Exercise task:
Pick out each line in these entries that contains the string "единства".

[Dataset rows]

## begin

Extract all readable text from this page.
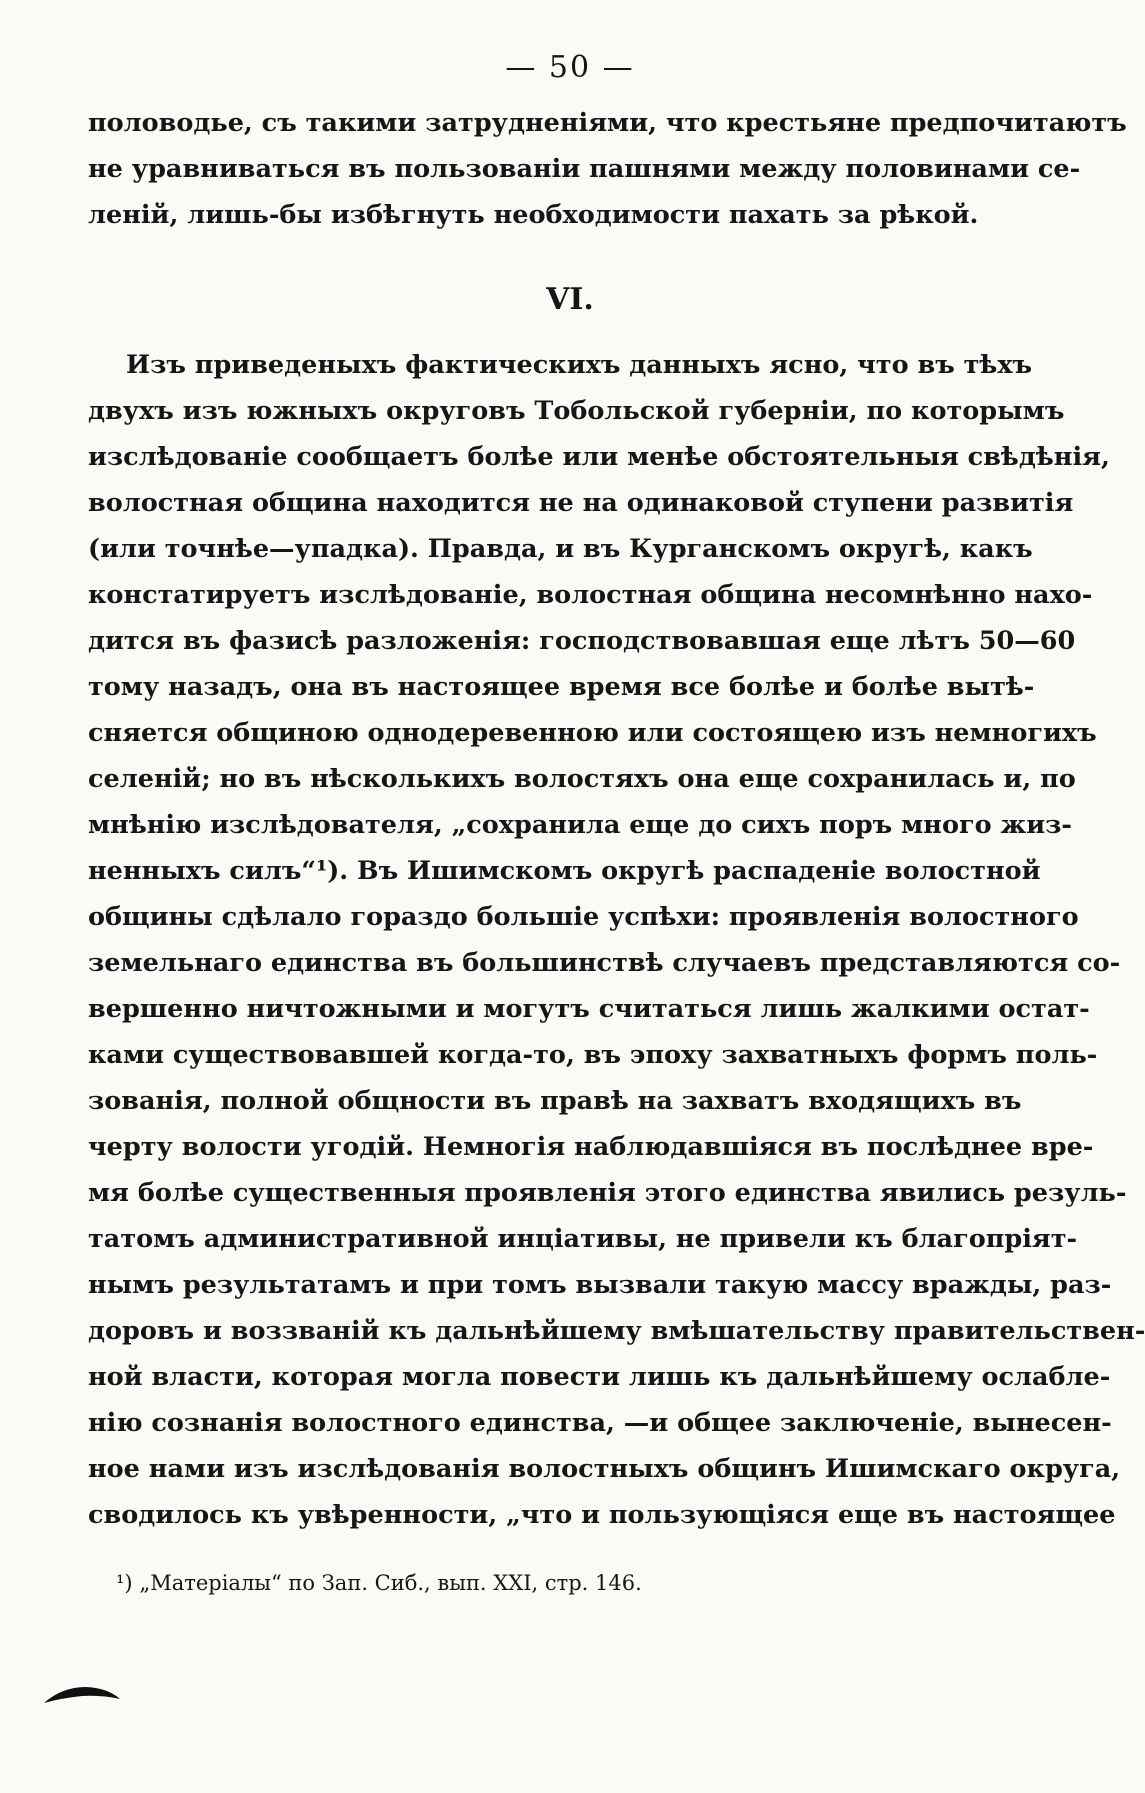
— 50 —
половодье, съ такими затрудненіями, что крестьяне предпочитаютъ
не уравниваться въ пользованіи пашнями между половинами се-
леній, лишь-бы избѣгнуть необходимости пахать за рѣкой.
VI.
Изъ приведеныхъ фактическихъ данныхъ ясно, что въ тѣхъ
двухъ изъ южныхъ округовъ Тобольской губерніи, по которымъ
изслѣдованіе сообщаетъ болѣе или менѣе обстоятельныя свѣдѣнія,
волостная община находится не на одинаковой ступени развитія
(или точнѣе—упадка). Правда, и въ Курганскомъ округѣ, какъ
констатируетъ изслѣдованіе, волостная община несомнѣнно нахо-
дится въ фазисѣ разложенія: господствовавшая еще лѣтъ 50—60
тому назадъ, она въ настоящее время все болѣе и болѣе вытѣ-
сняется общиною однодеревенною или состоящею изъ немногихъ
селеній; но въ нѣсколькихъ волостяхъ она еще сохранилась и, по
мнѣнію изслѣдователя, „сохранила еще до сихъ поръ много жиз-
ненныхъ силъ“¹). Въ Ишимскомъ округѣ распаденіе волостной
общины сдѣлало гораздо большіе успѣхи: проявленія волостного
земельнаго единства въ большинствѣ случаевъ представляются со-
вершенно ничтожными и могутъ считаться лишь жалкими остат-
ками существовавшей когда-то, въ эпоху захватныхъ формъ поль-
зованія, полной общности въ правѣ на захватъ входящихъ въ
черту волости угодій. Немногія наблюдавшіяся въ послѣднее вре-
мя болѣе существенныя проявленія этого единства явились резуль-
татомъ административной инціативы, не привели къ благопріят-
нымъ результатамъ и при томъ вызвали такую массу вражды, раз-
доровъ и воззваній къ дальнѣйшему вмѣшательству правительствен-
ной власти, которая могла повести лишь къ дальнѣйшему ослабле-
нію сознанія волостного единства, —и общее заключеніе, вынесен-
ное нами изъ изслѣдованія волостныхъ общинъ Ишимскаго округа,
сводилось къ увѣренности, „что и пользующіяся еще въ настоящее
¹) „Матеріалы“ по Зап. Сиб., вып. XXI, стр. 146.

## end

Written reply:
земельнаго единства въ большинствѣ случаевъ представляются со-
мя болѣе существенныя проявленія этого единства явились резуль-
нію сознанія волостного единства, —и общее заключеніе, вынесен-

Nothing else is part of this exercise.